▸ YOUR OBJECTIVE
Render the data, starting at its first line and ending at the line containing "- mute-bell-icon: [748, 44, 784, 78]", as a JSON list of strings, one string per line and with blank lines left out. Include only the lines in that span.

# Start of RECORD EXCERPTS

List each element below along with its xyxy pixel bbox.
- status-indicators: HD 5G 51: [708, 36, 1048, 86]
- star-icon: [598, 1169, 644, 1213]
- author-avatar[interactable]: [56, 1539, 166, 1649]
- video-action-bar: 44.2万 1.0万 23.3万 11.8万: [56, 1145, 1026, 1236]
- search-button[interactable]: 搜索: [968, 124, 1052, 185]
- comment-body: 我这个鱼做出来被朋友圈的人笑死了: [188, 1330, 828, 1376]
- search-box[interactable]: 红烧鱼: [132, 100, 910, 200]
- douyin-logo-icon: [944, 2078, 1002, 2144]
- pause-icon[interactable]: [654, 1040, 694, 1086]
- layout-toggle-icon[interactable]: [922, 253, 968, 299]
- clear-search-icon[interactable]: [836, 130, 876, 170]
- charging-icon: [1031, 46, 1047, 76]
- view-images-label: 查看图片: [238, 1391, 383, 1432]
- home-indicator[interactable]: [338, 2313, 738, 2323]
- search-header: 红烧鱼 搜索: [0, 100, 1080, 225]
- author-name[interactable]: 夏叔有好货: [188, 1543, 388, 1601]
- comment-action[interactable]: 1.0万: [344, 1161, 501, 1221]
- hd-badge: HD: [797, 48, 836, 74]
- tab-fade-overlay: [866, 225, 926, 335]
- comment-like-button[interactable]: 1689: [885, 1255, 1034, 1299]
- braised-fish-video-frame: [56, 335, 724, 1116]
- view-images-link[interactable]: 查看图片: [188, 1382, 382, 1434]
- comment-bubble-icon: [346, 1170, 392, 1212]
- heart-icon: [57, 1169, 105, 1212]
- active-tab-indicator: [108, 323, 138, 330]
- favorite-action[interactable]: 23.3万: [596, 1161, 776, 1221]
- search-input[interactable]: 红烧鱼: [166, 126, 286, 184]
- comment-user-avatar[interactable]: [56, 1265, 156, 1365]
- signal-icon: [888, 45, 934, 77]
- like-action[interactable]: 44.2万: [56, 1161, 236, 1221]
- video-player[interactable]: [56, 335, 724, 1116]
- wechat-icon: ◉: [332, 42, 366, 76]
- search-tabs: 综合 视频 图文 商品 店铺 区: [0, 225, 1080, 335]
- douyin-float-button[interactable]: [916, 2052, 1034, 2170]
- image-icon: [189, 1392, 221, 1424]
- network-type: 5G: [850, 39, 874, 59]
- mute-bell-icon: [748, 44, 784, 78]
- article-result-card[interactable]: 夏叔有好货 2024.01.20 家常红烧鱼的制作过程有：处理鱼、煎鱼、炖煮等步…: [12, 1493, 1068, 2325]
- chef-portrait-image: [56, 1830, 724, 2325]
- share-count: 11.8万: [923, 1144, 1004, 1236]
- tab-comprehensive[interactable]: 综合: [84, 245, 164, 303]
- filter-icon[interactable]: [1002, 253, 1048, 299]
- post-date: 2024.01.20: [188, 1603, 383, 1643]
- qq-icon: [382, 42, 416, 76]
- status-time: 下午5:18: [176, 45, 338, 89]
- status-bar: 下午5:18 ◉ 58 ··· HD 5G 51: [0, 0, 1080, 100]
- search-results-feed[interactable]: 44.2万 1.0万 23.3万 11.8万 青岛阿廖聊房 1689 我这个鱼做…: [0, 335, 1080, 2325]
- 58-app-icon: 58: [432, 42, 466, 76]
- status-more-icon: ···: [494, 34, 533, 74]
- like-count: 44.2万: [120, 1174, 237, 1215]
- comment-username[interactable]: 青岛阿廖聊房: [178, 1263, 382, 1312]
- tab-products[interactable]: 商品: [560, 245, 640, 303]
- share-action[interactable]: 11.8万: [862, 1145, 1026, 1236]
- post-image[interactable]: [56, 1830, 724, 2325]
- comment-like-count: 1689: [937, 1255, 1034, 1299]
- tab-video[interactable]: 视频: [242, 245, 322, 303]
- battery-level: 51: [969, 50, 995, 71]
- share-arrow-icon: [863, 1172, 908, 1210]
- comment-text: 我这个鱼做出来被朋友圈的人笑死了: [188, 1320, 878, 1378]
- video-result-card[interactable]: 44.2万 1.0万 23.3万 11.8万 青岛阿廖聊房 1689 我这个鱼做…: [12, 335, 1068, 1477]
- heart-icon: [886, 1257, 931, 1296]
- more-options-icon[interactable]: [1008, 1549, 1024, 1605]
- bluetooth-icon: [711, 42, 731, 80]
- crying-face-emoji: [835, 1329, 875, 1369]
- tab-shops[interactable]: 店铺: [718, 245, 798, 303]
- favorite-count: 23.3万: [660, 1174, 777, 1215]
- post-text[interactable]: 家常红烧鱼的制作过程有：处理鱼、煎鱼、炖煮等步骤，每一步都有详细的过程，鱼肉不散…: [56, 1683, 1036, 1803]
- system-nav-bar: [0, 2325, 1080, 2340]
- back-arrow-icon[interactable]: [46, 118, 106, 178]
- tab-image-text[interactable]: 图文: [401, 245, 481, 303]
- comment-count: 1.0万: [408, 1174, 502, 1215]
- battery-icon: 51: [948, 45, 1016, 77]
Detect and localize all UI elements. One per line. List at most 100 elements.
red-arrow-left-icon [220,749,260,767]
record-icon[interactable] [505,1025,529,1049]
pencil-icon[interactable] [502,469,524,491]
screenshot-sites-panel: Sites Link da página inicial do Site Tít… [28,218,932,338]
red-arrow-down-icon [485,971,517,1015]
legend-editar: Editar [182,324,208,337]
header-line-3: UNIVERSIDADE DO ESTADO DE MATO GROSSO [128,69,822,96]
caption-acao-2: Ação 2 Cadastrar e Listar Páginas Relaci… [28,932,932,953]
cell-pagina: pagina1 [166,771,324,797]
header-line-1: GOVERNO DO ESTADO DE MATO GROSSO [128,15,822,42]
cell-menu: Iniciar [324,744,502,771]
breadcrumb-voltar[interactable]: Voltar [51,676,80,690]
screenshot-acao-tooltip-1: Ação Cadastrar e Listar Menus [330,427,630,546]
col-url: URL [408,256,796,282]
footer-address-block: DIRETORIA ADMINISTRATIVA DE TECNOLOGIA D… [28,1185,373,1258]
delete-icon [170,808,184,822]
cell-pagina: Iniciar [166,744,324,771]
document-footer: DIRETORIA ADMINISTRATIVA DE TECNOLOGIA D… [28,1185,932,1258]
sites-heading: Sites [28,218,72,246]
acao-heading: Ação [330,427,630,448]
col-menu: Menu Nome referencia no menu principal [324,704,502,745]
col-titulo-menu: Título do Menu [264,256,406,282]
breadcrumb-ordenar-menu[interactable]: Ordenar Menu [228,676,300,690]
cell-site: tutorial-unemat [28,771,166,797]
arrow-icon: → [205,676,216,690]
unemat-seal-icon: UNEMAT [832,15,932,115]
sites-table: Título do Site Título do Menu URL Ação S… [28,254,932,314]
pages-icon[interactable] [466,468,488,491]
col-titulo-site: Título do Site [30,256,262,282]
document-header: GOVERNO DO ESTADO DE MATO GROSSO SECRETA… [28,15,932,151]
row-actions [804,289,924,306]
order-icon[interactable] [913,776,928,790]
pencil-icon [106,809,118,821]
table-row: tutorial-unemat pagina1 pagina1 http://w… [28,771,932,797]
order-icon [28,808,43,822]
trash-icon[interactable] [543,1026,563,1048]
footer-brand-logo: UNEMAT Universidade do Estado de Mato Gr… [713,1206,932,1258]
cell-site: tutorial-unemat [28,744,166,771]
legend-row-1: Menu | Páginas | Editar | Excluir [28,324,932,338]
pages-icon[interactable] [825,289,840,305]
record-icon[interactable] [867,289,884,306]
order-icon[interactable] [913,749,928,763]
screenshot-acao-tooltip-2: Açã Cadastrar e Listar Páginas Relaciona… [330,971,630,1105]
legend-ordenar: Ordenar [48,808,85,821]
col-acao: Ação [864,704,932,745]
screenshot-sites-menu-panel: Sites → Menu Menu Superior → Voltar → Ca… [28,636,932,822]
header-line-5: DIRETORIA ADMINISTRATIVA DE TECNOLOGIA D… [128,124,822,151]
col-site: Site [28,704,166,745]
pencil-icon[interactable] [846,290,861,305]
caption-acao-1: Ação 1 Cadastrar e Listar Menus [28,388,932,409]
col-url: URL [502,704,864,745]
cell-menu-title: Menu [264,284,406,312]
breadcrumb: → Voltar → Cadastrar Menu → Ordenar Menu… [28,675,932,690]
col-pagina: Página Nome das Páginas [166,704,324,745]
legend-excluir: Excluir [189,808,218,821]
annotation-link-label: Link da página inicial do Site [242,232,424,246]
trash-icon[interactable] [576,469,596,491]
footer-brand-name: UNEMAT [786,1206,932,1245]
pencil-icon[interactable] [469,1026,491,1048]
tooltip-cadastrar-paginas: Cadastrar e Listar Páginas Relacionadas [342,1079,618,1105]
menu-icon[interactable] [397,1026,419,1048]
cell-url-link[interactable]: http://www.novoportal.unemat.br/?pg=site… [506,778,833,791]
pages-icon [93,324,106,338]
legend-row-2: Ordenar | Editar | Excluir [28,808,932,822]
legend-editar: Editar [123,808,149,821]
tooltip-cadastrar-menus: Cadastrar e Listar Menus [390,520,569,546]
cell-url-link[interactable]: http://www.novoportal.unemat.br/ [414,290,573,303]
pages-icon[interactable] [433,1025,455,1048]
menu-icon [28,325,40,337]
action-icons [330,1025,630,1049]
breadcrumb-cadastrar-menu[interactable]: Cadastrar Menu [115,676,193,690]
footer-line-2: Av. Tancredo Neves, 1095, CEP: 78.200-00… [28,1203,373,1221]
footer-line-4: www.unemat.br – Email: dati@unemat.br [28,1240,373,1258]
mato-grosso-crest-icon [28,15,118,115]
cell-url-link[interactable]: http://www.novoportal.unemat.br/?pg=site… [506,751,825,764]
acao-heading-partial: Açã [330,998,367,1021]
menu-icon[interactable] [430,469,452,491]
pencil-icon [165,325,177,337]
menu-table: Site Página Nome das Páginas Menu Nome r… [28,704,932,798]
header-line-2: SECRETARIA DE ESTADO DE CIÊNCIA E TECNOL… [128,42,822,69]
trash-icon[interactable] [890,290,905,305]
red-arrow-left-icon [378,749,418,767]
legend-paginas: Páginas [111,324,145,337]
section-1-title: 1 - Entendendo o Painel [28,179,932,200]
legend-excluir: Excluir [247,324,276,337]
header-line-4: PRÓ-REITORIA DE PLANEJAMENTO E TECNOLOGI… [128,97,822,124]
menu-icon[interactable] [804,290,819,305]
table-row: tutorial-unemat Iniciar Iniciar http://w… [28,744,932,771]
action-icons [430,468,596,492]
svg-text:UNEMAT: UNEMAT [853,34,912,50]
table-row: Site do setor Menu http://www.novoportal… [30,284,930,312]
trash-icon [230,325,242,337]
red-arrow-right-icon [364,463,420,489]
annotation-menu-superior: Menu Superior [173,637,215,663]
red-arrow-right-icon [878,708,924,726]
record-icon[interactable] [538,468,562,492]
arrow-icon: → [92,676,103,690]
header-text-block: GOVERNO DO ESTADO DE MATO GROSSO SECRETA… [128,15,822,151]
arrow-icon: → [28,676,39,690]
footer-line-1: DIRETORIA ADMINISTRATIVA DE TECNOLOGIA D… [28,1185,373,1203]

# End of RECORD EXCERPTS

▸ SOLUTION BELOW
[
  "List each element below along with its xyxy pixel bbox.",
  "- status-indicators: HD 5G 51: [708, 36, 1048, 86]",
  "- star-icon: [598, 1169, 644, 1213]",
  "- author-avatar[interactable]: [56, 1539, 166, 1649]",
  "- video-action-bar: 44.2万 1.0万 23.3万 11.8万: [56, 1145, 1026, 1236]",
  "- search-button[interactable]: 搜索: [968, 124, 1052, 185]",
  "- comment-body: 我这个鱼做出来被朋友圈的人笑死了: [188, 1330, 828, 1376]",
  "- search-box[interactable]: 红烧鱼: [132, 100, 910, 200]",
  "- douyin-logo-icon: [944, 2078, 1002, 2144]",
  "- pause-icon[interactable]: [654, 1040, 694, 1086]",
  "- layout-toggle-icon[interactable]: [922, 253, 968, 299]",
  "- clear-search-icon[interactable]: [836, 130, 876, 170]",
  "- charging-icon: [1031, 46, 1047, 76]",
  "- view-images-label: 查看图片: [238, 1391, 383, 1432]",
  "- home-indicator[interactable]: [338, 2313, 738, 2323]",
  "- search-header: 红烧鱼 搜索: [0, 100, 1080, 225]",
  "- author-name[interactable]: 夏叔有好货: [188, 1543, 388, 1601]",
  "- comment-action[interactable]: 1.0万: [344, 1161, 501, 1221]",
  "- hd-badge: HD: [797, 48, 836, 74]",
  "- tab-fade-overlay: [866, 225, 926, 335]",
  "- comment-like-button[interactable]: 1689: [885, 1255, 1034, 1299]",
  "- braised-fish-video-frame: [56, 335, 724, 1116]",
  "- view-images-link[interactable]: 查看图片: [188, 1382, 382, 1434]",
  "- comment-bubble-icon: [346, 1170, 392, 1212]",
  "- heart-icon: [57, 1169, 105, 1212]",
  "- active-tab-indicator: [108, 323, 138, 330]",
  "- favorite-action[interactable]: 23.3万: [596, 1161, 776, 1221]",
  "- search-input[interactable]: 红烧鱼: [166, 126, 286, 184]",
  "- comment-user-avatar[interactable]: [56, 1265, 156, 1365]",
  "- signal-icon: [888, 45, 934, 77]",
  "- like-action[interactable]: 44.2万: [56, 1161, 236, 1221]",
  "- video-player[interactable]: [56, 335, 724, 1116]",
  "- wechat-icon: ◉: [332, 42, 366, 76]",
  "- search-tabs: 综合 视频 图文 商品 店铺 区: [0, 225, 1080, 335]",
  "- douyin-float-button[interactable]: [916, 2052, 1034, 2170]",
  "- image-icon: [189, 1392, 221, 1424]",
  "- network-type: 5G: [850, 39, 874, 59]",
  "- mute-bell-icon: [748, 44, 784, 78]"
]